In the entries below, find the lines with the word "marker" and copy them.
[BEGIN Information shown]
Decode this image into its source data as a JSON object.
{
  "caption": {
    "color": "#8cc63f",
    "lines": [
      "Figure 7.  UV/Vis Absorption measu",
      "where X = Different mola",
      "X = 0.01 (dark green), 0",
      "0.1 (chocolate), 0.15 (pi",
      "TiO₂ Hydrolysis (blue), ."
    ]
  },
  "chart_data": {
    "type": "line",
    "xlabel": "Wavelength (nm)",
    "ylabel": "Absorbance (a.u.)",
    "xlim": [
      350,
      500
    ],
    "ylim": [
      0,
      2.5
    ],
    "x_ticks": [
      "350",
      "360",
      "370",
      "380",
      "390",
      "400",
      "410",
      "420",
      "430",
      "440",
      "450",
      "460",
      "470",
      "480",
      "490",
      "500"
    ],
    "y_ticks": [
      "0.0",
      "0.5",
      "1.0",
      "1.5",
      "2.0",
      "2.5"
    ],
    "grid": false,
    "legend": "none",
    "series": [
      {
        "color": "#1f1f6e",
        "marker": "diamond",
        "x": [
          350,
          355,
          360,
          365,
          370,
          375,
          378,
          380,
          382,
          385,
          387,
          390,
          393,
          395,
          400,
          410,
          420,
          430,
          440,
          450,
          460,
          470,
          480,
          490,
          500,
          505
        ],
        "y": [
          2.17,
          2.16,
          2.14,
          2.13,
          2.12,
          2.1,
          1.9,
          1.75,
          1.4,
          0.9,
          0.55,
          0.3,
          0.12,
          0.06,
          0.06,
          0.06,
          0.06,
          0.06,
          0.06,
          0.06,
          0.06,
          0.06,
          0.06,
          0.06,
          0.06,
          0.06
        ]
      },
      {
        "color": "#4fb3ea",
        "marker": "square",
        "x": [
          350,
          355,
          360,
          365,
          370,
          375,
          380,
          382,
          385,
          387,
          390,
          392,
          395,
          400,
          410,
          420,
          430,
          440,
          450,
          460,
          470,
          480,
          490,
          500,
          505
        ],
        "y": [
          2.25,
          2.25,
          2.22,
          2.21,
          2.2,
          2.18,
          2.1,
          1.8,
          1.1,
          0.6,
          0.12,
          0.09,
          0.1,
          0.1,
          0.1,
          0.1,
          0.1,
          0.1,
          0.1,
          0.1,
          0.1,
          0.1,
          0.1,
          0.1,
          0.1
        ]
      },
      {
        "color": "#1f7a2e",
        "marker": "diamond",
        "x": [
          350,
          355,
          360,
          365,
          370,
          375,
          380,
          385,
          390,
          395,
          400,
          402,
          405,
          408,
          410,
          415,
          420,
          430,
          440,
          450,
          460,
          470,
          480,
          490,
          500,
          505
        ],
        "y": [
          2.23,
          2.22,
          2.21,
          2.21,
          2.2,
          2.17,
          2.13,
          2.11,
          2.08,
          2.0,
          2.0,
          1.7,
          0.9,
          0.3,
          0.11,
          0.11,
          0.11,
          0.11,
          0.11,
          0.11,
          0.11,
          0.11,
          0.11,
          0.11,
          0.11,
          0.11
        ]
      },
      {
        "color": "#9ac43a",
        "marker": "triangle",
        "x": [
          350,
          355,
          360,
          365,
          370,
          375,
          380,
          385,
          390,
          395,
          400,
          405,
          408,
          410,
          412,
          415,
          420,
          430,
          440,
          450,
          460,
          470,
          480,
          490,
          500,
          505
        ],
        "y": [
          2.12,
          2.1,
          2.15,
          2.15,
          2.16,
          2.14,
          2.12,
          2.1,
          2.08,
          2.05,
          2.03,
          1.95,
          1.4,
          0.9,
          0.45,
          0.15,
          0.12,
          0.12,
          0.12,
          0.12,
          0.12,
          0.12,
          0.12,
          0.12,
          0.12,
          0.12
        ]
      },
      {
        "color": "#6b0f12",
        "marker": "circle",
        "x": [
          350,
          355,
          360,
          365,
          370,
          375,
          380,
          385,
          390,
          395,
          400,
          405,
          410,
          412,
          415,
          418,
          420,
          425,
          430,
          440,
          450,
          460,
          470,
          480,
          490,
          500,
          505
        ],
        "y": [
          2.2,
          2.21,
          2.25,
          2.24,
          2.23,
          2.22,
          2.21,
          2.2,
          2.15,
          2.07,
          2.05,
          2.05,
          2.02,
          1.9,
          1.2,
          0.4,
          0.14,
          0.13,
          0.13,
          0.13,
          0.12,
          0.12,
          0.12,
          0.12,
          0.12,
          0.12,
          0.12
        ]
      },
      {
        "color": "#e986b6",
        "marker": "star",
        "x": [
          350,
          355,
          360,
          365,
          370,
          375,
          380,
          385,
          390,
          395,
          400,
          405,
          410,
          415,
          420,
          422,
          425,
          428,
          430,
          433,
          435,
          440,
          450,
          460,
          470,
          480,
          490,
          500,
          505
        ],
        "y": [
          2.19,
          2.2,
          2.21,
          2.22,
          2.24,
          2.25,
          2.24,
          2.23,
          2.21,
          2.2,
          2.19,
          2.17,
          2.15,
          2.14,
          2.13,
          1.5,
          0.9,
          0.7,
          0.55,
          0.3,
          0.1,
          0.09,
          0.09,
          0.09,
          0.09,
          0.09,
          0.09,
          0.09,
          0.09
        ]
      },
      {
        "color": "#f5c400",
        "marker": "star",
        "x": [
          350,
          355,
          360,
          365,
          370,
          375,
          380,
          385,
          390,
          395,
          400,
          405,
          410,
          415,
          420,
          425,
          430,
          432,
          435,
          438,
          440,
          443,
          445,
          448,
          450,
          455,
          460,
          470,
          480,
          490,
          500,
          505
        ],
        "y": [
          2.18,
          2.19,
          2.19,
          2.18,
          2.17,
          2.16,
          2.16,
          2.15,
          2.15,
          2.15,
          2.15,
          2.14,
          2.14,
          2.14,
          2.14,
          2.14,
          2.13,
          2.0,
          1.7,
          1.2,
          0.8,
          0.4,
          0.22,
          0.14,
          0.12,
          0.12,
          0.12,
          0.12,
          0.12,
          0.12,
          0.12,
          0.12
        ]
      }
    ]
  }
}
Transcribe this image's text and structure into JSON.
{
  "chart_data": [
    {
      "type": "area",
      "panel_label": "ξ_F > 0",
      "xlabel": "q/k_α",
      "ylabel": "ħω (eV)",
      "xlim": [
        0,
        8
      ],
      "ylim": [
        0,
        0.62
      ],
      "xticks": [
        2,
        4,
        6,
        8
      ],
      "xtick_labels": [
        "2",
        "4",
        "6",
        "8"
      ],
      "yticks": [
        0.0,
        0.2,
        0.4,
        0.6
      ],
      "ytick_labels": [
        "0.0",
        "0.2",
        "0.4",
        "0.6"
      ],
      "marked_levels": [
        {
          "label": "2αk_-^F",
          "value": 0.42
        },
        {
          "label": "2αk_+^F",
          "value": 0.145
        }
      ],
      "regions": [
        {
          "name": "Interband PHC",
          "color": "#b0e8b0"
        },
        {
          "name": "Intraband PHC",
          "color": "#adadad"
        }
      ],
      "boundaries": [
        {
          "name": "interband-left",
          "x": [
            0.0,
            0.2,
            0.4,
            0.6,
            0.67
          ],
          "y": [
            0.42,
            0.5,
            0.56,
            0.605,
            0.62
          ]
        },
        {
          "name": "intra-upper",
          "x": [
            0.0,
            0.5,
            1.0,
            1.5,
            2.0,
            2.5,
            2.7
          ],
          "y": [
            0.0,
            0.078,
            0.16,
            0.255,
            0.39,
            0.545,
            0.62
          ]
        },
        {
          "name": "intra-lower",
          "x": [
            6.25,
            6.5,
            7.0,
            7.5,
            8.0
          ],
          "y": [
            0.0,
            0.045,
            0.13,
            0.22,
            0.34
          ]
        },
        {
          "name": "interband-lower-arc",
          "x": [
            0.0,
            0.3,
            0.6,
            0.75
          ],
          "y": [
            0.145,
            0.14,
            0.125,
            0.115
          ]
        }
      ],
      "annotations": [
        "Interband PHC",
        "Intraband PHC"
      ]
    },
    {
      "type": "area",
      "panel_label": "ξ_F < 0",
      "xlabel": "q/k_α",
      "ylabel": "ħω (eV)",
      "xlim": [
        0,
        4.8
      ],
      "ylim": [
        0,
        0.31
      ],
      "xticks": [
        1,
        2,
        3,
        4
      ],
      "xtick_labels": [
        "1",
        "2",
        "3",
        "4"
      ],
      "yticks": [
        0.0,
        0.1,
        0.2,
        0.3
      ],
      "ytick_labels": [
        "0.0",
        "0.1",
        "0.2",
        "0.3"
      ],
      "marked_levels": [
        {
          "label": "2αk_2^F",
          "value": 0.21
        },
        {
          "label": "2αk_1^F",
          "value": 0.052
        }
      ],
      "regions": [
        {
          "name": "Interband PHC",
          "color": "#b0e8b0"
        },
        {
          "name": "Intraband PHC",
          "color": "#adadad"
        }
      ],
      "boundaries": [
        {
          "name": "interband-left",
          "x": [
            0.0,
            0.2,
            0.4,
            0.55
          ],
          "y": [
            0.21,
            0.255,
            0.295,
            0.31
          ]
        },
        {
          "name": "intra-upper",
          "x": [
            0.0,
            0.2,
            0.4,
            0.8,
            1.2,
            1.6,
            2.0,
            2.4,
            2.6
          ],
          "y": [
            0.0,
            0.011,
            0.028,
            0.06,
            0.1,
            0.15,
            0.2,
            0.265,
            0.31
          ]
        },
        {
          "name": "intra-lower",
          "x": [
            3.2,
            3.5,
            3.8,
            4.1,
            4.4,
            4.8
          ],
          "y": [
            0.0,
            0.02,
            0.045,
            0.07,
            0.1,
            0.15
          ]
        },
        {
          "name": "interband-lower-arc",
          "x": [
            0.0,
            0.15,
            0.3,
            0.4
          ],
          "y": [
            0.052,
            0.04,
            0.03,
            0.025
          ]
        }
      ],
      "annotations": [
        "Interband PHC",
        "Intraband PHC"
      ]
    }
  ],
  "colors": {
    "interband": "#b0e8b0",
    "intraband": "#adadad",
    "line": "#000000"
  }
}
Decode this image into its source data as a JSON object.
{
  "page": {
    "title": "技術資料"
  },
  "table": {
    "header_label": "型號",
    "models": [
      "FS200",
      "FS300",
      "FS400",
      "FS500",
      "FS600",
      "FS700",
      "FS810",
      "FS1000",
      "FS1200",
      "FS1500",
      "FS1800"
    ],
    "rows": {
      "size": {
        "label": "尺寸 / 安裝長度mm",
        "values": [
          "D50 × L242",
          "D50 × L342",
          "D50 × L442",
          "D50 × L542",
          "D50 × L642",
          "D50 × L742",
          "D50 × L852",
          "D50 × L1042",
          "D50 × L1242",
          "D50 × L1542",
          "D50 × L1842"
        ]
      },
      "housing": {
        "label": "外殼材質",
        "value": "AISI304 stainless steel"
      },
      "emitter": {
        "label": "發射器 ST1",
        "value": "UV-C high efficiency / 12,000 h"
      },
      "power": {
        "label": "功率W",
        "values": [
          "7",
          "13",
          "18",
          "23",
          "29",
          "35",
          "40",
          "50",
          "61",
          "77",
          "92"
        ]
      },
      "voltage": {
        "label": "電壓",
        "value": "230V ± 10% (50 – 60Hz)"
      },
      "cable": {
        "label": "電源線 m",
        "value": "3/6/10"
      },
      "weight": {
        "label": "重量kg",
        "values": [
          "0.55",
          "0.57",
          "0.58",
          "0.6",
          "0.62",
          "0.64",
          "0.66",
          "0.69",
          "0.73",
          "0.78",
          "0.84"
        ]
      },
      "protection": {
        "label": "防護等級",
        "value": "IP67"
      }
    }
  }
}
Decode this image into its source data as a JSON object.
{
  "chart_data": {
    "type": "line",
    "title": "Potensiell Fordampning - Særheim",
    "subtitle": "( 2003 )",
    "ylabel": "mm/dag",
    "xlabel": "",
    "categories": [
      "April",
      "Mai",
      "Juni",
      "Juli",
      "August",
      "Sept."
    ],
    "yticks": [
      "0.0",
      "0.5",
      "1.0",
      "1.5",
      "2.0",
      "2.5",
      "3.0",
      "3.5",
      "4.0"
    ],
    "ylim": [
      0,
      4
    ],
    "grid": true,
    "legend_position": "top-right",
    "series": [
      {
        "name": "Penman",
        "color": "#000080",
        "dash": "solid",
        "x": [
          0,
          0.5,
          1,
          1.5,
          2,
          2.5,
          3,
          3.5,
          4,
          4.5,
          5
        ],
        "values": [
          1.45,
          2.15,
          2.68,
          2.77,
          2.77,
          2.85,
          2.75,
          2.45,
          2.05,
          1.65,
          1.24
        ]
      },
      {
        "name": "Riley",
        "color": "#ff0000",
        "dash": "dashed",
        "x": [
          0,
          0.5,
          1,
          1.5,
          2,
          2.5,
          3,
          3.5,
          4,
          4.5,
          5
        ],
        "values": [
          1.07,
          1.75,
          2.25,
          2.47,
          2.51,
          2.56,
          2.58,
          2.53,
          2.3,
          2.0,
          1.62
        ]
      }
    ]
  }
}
[END Information shown]
The completed task:
        "marker": "diamond",
        "marker": "square",
        "marker": "diamond",
        "marker": "triangle",
        "marker": "circle",
        "marker": "star",
        "marker": "star",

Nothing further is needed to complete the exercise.